RECORDED DATA =
┌────────
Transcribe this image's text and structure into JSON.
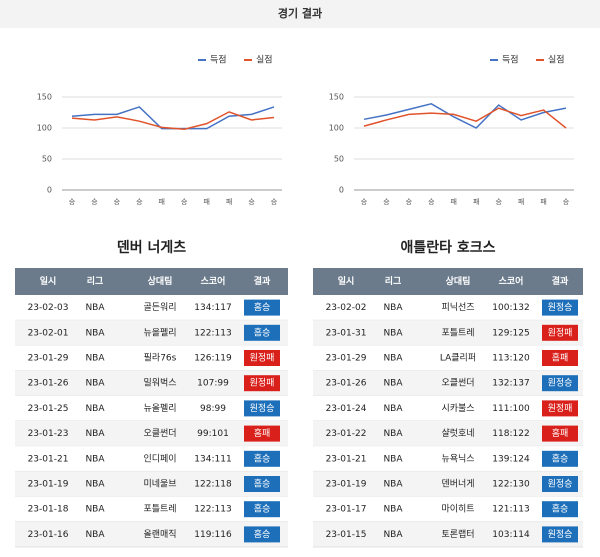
{
  "header": {
    "title": "경기 결과"
  },
  "chart_data": [
    {
      "type": "line",
      "categories": [
        "승",
        "승",
        "승",
        "승",
        "패",
        "승",
        "패",
        "패",
        "승",
        "승"
      ],
      "series": [
        {
          "name": "득점",
          "color": "#4472c4",
          "values": [
            119,
            122,
            122,
            134,
            99,
            99,
            99,
            119,
            122,
            134
          ]
        },
        {
          "name": "실점",
          "color": "#e0532b",
          "values": [
            116,
            113,
            118,
            111,
            101,
            98,
            107,
            126,
            113,
            117
          ]
        }
      ],
      "ylim": [
        0,
        150
      ],
      "yticks": [
        0,
        50,
        100,
        150
      ],
      "grid": true,
      "legend": "top-right"
    },
    {
      "type": "line",
      "categories": [
        "승",
        "승",
        "승",
        "승",
        "패",
        "패",
        "승",
        "패",
        "패",
        "승"
      ],
      "series": [
        {
          "name": "득점",
          "color": "#4472c4",
          "values": [
            114,
            121,
            130,
            139,
            118,
            100,
            137,
            113,
            125,
            132
          ]
        },
        {
          "name": "실점",
          "color": "#e0532b",
          "values": [
            103,
            113,
            122,
            124,
            122,
            111,
            132,
            120,
            129,
            100
          ]
        }
      ],
      "ylim": [
        0,
        150
      ],
      "yticks": [
        0,
        50,
        100,
        150
      ],
      "grid": true,
      "legend": "top-right"
    }
  ],
  "tables": [
    {
      "team": "덴버 너게츠",
      "headers": [
        "일시",
        "리그",
        "상대팀",
        "스코어",
        "결과"
      ],
      "rows": [
        [
          "23-02-03",
          "NBA",
          "골든워리",
          "134:117",
          "홈승"
        ],
        [
          "23-02-01",
          "NBA",
          "뉴올펠리",
          "122:113",
          "홈승"
        ],
        [
          "23-01-29",
          "NBA",
          "필라76s",
          "126:119",
          "원정패"
        ],
        [
          "23-01-26",
          "NBA",
          "밀워벅스",
          "107:99",
          "원정패"
        ],
        [
          "23-01-25",
          "NBA",
          "뉴올펠리",
          "98:99",
          "원정승"
        ],
        [
          "23-01-23",
          "NBA",
          "오클썬더",
          "99:101",
          "홈패"
        ],
        [
          "23-01-21",
          "NBA",
          "인디페이",
          "134:111",
          "홈승"
        ],
        [
          "23-01-19",
          "NBA",
          "미네울브",
          "122:118",
          "홈승"
        ],
        [
          "23-01-18",
          "NBA",
          "포틀트레",
          "122:113",
          "홈승"
        ],
        [
          "23-01-16",
          "NBA",
          "올랜매직",
          "119:116",
          "홈승"
        ]
      ]
    },
    {
      "team": "애틀란타 호크스",
      "headers": [
        "일시",
        "리그",
        "상대팀",
        "스코어",
        "결과"
      ],
      "rows": [
        [
          "23-02-02",
          "NBA",
          "피닉선즈",
          "100:132",
          "원정승"
        ],
        [
          "23-01-31",
          "NBA",
          "포틀트레",
          "129:125",
          "원정패"
        ],
        [
          "23-01-29",
          "NBA",
          "LA클리퍼",
          "113:120",
          "홈패"
        ],
        [
          "23-01-26",
          "NBA",
          "오클썬더",
          "132:137",
          "원정승"
        ],
        [
          "23-01-24",
          "NBA",
          "시카불스",
          "111:100",
          "원정패"
        ],
        [
          "23-01-22",
          "NBA",
          "샬럿호네",
          "118:122",
          "홈패"
        ],
        [
          "23-01-21",
          "NBA",
          "뉴욕닉스",
          "139:124",
          "홈승"
        ],
        [
          "23-01-19",
          "NBA",
          "덴버너게",
          "122:130",
          "원정승"
        ],
        [
          "23-01-17",
          "NBA",
          "마이히트",
          "121:113",
          "홈승"
        ],
        [
          "23-01-15",
          "NBA",
          "토론랩터",
          "103:114",
          "원정승"
        ]
      ]
    }
  ]
}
└────────
Copy out all the entries exactly. Images stay out of the copy.

EXERCISE RESPONSE =
Transcribe this image's text and structure into JSON.
{
  "header": {
    "title": "경기 결과"
  },
  "chart_data": [
    {
      "type": "line",
      "categories": [
        "승",
        "승",
        "승",
        "승",
        "패",
        "승",
        "패",
        "패",
        "승",
        "승"
      ],
      "series": [
        {
          "name": "득점",
          "color": "#4472c4",
          "values": [
            119,
            122,
            122,
            134,
            99,
            99,
            99,
            119,
            122,
            134
          ]
        },
        {
          "name": "실점",
          "color": "#e0532b",
          "values": [
            116,
            113,
            118,
            111,
            101,
            98,
            107,
            126,
            113,
            117
          ]
        }
      ],
      "ylim": [
        0,
        150
      ],
      "yticks": [
        0,
        50,
        100,
        150
      ],
      "grid": true,
      "legend": "top-right"
    },
    {
      "type": "line",
      "categories": [
        "승",
        "승",
        "승",
        "승",
        "패",
        "패",
        "승",
        "패",
        "패",
        "승"
      ],
      "series": [
        {
          "name": "득점",
          "color": "#4472c4",
          "values": [
            114,
            121,
            130,
            139,
            118,
            100,
            137,
            113,
            125,
            132
          ]
        },
        {
          "name": "실점",
          "color": "#e0532b",
          "values": [
            103,
            113,
            122,
            124,
            122,
            111,
            132,
            120,
            129,
            100
          ]
        }
      ],
      "ylim": [
        0,
        150
      ],
      "yticks": [
        0,
        50,
        100,
        150
      ],
      "grid": true,
      "legend": "top-right"
    }
  ],
  "tables": [
    {
      "team": "덴버 너게츠",
      "headers": [
        "일시",
        "리그",
        "상대팀",
        "스코어",
        "결과"
      ],
      "rows": [
        [
          "23-02-03",
          "NBA",
          "골든워리",
          "134:117",
          "홈승"
        ],
        [
          "23-02-01",
          "NBA",
          "뉴올펠리",
          "122:113",
          "홈승"
        ],
        [
          "23-01-29",
          "NBA",
          "필라76s",
          "126:119",
          "원정패"
        ],
        [
          "23-01-26",
          "NBA",
          "밀워벅스",
          "107:99",
          "원정패"
        ],
        [
          "23-01-25",
          "NBA",
          "뉴올펠리",
          "98:99",
          "원정승"
        ],
        [
          "23-01-23",
          "NBA",
          "오클썬더",
          "99:101",
          "홈패"
        ],
        [
          "23-01-21",
          "NBA",
          "인디페이",
          "134:111",
          "홈승"
        ],
        [
          "23-01-19",
          "NBA",
          "미네울브",
          "122:118",
          "홈승"
        ],
        [
          "23-01-18",
          "NBA",
          "포틀트레",
          "122:113",
          "홈승"
        ],
        [
          "23-01-16",
          "NBA",
          "올랜매직",
          "119:116",
          "홈승"
        ]
      ]
    },
    {
      "team": "애틀란타 호크스",
      "headers": [
        "일시",
        "리그",
        "상대팀",
        "스코어",
        "결과"
      ],
      "rows": [
        [
          "23-02-02",
          "NBA",
          "피닉선즈",
          "100:132",
          "원정승"
        ],
        [
          "23-01-31",
          "NBA",
          "포틀트레",
          "129:125",
          "원정패"
        ],
        [
          "23-01-29",
          "NBA",
          "LA클리퍼",
          "113:120",
          "홈패"
        ],
        [
          "23-01-26",
          "NBA",
          "오클썬더",
          "132:137",
          "원정승"
        ],
        [
          "23-01-24",
          "NBA",
          "시카불스",
          "111:100",
          "원정패"
        ],
        [
          "23-01-22",
          "NBA",
          "샬럿호네",
          "118:122",
          "홈패"
        ],
        [
          "23-01-21",
          "NBA",
          "뉴욕닉스",
          "139:124",
          "홈승"
        ],
        [
          "23-01-19",
          "NBA",
          "덴버너게",
          "122:130",
          "원정승"
        ],
        [
          "23-01-17",
          "NBA",
          "마이히트",
          "121:113",
          "홈승"
        ],
        [
          "23-01-15",
          "NBA",
          "토론랩터",
          "103:114",
          "원정승"
        ]
      ]
    }
  ]
}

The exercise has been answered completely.